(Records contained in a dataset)
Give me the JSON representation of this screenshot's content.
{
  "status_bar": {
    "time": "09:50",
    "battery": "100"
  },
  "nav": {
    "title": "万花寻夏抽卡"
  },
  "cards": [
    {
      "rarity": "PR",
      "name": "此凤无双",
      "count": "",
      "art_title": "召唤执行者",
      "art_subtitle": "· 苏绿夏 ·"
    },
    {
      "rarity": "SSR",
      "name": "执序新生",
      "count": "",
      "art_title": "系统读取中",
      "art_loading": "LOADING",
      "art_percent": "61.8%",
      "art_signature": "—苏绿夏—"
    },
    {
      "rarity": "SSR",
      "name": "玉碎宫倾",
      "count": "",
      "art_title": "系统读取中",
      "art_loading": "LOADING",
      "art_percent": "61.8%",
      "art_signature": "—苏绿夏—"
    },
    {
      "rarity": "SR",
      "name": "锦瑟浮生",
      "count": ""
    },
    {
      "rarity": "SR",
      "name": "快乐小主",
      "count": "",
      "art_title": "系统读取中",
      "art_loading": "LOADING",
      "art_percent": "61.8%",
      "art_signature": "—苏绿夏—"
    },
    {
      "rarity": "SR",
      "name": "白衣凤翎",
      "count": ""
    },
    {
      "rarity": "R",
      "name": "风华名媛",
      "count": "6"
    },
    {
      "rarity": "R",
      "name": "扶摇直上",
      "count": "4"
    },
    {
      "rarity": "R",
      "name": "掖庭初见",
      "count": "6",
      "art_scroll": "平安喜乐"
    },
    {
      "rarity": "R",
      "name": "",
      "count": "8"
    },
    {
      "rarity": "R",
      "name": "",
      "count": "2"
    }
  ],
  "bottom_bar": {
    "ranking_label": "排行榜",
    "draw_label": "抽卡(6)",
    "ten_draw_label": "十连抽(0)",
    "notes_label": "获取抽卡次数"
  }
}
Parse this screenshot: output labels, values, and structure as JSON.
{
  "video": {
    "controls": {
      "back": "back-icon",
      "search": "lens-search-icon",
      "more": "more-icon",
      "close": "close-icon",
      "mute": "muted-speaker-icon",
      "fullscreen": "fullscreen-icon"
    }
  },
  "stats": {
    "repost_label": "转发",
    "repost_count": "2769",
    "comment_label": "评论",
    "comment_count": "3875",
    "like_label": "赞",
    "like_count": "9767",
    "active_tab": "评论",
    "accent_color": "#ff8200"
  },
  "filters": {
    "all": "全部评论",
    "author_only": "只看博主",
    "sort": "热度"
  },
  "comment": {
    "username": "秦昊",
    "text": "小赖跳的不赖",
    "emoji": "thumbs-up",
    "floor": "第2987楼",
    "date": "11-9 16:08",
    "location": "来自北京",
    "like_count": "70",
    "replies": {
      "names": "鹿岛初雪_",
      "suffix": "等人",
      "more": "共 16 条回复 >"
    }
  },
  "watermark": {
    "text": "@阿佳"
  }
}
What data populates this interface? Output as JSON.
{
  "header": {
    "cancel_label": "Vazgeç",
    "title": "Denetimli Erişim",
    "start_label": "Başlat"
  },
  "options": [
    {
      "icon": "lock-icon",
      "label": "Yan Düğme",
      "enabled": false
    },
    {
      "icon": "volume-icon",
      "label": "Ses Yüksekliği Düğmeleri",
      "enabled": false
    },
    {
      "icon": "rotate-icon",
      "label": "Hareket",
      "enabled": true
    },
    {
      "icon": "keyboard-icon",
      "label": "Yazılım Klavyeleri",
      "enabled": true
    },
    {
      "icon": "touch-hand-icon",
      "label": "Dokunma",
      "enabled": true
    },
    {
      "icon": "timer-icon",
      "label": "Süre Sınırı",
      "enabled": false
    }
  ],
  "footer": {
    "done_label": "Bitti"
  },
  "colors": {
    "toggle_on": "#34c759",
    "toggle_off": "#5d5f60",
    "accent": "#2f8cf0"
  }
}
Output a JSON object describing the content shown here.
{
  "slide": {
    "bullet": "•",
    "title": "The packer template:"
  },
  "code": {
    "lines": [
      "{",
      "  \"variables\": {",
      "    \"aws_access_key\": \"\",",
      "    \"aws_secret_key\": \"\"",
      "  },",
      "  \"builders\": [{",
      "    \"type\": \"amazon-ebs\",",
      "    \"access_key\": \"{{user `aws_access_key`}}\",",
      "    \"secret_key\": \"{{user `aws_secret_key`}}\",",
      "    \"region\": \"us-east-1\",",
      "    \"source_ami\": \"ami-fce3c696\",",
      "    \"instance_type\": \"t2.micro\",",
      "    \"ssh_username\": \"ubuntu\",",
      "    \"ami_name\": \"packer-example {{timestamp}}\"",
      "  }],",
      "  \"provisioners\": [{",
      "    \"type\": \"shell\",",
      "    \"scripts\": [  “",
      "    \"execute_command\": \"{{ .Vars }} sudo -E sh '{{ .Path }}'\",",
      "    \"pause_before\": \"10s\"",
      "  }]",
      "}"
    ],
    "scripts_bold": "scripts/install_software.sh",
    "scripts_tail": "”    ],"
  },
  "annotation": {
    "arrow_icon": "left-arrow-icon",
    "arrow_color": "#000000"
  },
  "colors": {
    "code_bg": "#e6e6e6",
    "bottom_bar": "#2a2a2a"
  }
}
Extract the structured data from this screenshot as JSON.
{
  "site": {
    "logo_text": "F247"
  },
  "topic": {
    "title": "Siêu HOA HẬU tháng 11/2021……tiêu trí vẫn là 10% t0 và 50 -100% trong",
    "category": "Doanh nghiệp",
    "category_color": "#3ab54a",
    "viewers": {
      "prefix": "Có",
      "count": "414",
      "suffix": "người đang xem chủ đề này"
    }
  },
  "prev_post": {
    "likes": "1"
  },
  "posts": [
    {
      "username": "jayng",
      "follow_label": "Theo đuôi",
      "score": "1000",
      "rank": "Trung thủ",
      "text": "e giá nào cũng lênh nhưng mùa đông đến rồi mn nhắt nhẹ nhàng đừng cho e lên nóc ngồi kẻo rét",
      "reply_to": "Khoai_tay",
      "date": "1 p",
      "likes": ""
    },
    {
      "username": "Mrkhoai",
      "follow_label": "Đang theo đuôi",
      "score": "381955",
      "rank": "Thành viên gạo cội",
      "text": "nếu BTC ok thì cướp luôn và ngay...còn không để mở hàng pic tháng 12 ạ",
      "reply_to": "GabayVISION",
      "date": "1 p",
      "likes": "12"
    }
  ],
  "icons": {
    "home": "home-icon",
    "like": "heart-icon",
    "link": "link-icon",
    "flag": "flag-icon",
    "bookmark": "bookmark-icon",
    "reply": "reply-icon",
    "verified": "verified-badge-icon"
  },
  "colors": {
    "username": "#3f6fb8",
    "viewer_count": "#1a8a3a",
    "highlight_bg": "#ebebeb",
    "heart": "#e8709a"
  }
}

■ **Written request**:
Reproduce every line of the data verbatim.

■ **Answer to this task**:
Give me the JSON representation of this screenshot's content.
{
  "status_bar": {
    "time": "09:50",
    "battery": "100"
  },
  "nav": {
    "title": "万花寻夏抽卡"
  },
  "cards": [
    {
      "rarity": "PR",
      "name": "此凤无双",
      "count": "",
      "art_title": "召唤执行者",
      "art_subtitle": "· 苏绿夏 ·"
    },
    {
      "rarity": "SSR",
      "name": "执序新生",
      "count": "",
      "art_title": "系统读取中",
      "art_loading": "LOADING",
      "art_percent": "61.8%",
      "art_signature": "—苏绿夏—"
    },
    {
      "rarity": "SSR",
      "name": "玉碎宫倾",
      "count": "",
      "art_title": "系统读取中",
      "art_loading": "LOADING",
      "art_percent": "61.8%",
      "art_signature": "—苏绿夏—"
    },
    {
      "rarity": "SR",
      "name": "锦瑟浮生",
      "count": ""
    },
    {
      "rarity": "SR",
      "name": "快乐小主",
      "count": "",
      "art_title": "系统读取中",
      "art_loading": "LOADING",
      "art_percent": "61.8%",
      "art_signature": "—苏绿夏—"
    },
    {
      "rarity": "SR",
      "name": "白衣凤翎",
      "count": ""
    },
    {
      "rarity": "R",
      "name": "风华名媛",
      "count": "6"
    },
    {
      "rarity": "R",
      "name": "扶摇直上",
      "count": "4"
    },
    {
      "rarity": "R",
      "name": "掖庭初见",
      "count": "6",
      "art_scroll": "平安喜乐"
    },
    {
      "rarity": "R",
      "name": "",
      "count": "8"
    },
    {
      "rarity": "R",
      "name": "",
      "count": "2"
    }
  ],
  "bottom_bar": {
    "ranking_label": "排行榜",
    "draw_label": "抽卡(6)",
    "ten_draw_label": "十连抽(0)",
    "notes_label": "获取抽卡次数"
  }
}
Parse this screenshot: output labels, values, and structure as JSON.
{
  "video": {
    "controls": {
      "back": "back-icon",
      "search": "lens-search-icon",
      "more": "more-icon",
      "close": "close-icon",
      "mute": "muted-speaker-icon",
      "fullscreen": "fullscreen-icon"
    }
  },
  "stats": {
    "repost_label": "转发",
    "repost_count": "2769",
    "comment_label": "评论",
    "comment_count": "3875",
    "like_label": "赞",
    "like_count": "9767",
    "active_tab": "评论",
    "accent_color": "#ff8200"
  },
  "filters": {
    "all": "全部评论",
    "author_only": "只看博主",
    "sort": "热度"
  },
  "comment": {
    "username": "秦昊",
    "text": "小赖跳的不赖",
    "emoji": "thumbs-up",
    "floor": "第2987楼",
    "date": "11-9 16:08",
    "location": "来自北京",
    "like_count": "70",
    "replies": {
      "names": "鹿岛初雪_",
      "suffix": "等人",
      "more": "共 16 条回复 >"
    }
  },
  "watermark": {
    "text": "@阿佳"
  }
}
What data populates this interface? Output as JSON.
{
  "header": {
    "cancel_label": "Vazgeç",
    "title": "Denetimli Erişim",
    "start_label": "Başlat"
  },
  "options": [
    {
      "icon": "lock-icon",
      "label": "Yan Düğme",
      "enabled": false
    },
    {
      "icon": "volume-icon",
      "label": "Ses Yüksekliği Düğmeleri",
      "enabled": false
    },
    {
      "icon": "rotate-icon",
      "label": "Hareket",
      "enabled": true
    },
    {
      "icon": "keyboard-icon",
      "label": "Yazılım Klavyeleri",
      "enabled": true
    },
    {
      "icon": "touch-hand-icon",
      "label": "Dokunma",
      "enabled": true
    },
    {
      "icon": "timer-icon",
      "label": "Süre Sınırı",
      "enabled": false
    }
  ],
  "footer": {
    "done_label": "Bitti"
  },
  "colors": {
    "toggle_on": "#34c759",
    "toggle_off": "#5d5f60",
    "accent": "#2f8cf0"
  }
}
Output a JSON object describing the content shown here.
{
  "slide": {
    "bullet": "•",
    "title": "The packer template:"
  },
  "code": {
    "lines": [
      "{",
      "  \"variables\": {",
      "    \"aws_access_key\": \"\",",
      "    \"aws_secret_key\": \"\"",
      "  },",
      "  \"builders\": [{",
      "    \"type\": \"amazon-ebs\",",
      "    \"access_key\": \"{{user `aws_access_key`}}\",",
      "    \"secret_key\": \"{{user `aws_secret_key`}}\",",
      "    \"region\": \"us-east-1\",",
      "    \"source_ami\": \"ami-fce3c696\",",
      "    \"instance_type\": \"t2.micro\",",
      "    \"ssh_username\": \"ubuntu\",",
      "    \"ami_name\": \"packer-example {{timestamp}}\"",
      "  }],",
      "  \"provisioners\": [{",
      "    \"type\": \"shell\",",
      "    \"scripts\": [  “",
      "    \"execute_command\": \"{{ .Vars }} sudo -E sh '{{ .Path }}'\",",
      "    \"pause_before\": \"10s\"",
      "  }]",
      "}"
    ],
    "scripts_bold": "scripts/install_software.sh",
    "scripts_tail": "”    ],"
  },
  "annotation": {
    "arrow_icon": "left-arrow-icon",
    "arrow_color": "#000000"
  },
  "colors": {
    "code_bg": "#e6e6e6",
    "bottom_bar": "#2a2a2a"
  }
}
Extract the structured data from this screenshot as JSON.
{
  "site": {
    "logo_text": "F247"
  },
  "topic": {
    "title": "Siêu HOA HẬU tháng 11/2021……tiêu trí vẫn là 10% t0 và 50 -100% trong",
    "category": "Doanh nghiệp",
    "category_color": "#3ab54a",
    "viewers": {
      "prefix": "Có",
      "count": "414",
      "suffix": "người đang xem chủ đề này"
    }
  },
  "prev_post": {
    "likes": "1"
  },
  "posts": [
    {
      "username": "jayng",
      "follow_label": "Theo đuôi",
      "score": "1000",
      "rank": "Trung thủ",
      "text": "e giá nào cũng lênh nhưng mùa đông đến rồi mn nhắt nhẹ nhàng đừng cho e lên nóc ngồi kẻo rét",
      "reply_to": "Khoai_tay",
      "date": "1 p",
      "likes": ""
    },
    {
      "username": "Mrkhoai",
      "follow_label": "Đang theo đuôi",
      "score": "381955",
      "rank": "Thành viên gạo cội",
      "text": "nếu BTC ok thì cướp luôn và ngay...còn không để mở hàng pic tháng 12 ạ",
      "reply_to": "GabayVISION",
      "date": "1 p",
      "likes": "12"
    }
  ],
  "icons": {
    "home": "home-icon",
    "like": "heart-icon",
    "link": "link-icon",
    "flag": "flag-icon",
    "bookmark": "bookmark-icon",
    "reply": "reply-icon",
    "verified": "verified-badge-icon"
  },
  "colors": {
    "username": "#3f6fb8",
    "viewer_count": "#1a8a3a",
    "highlight_bg": "#ebebeb",
    "heart": "#e8709a"
  }
}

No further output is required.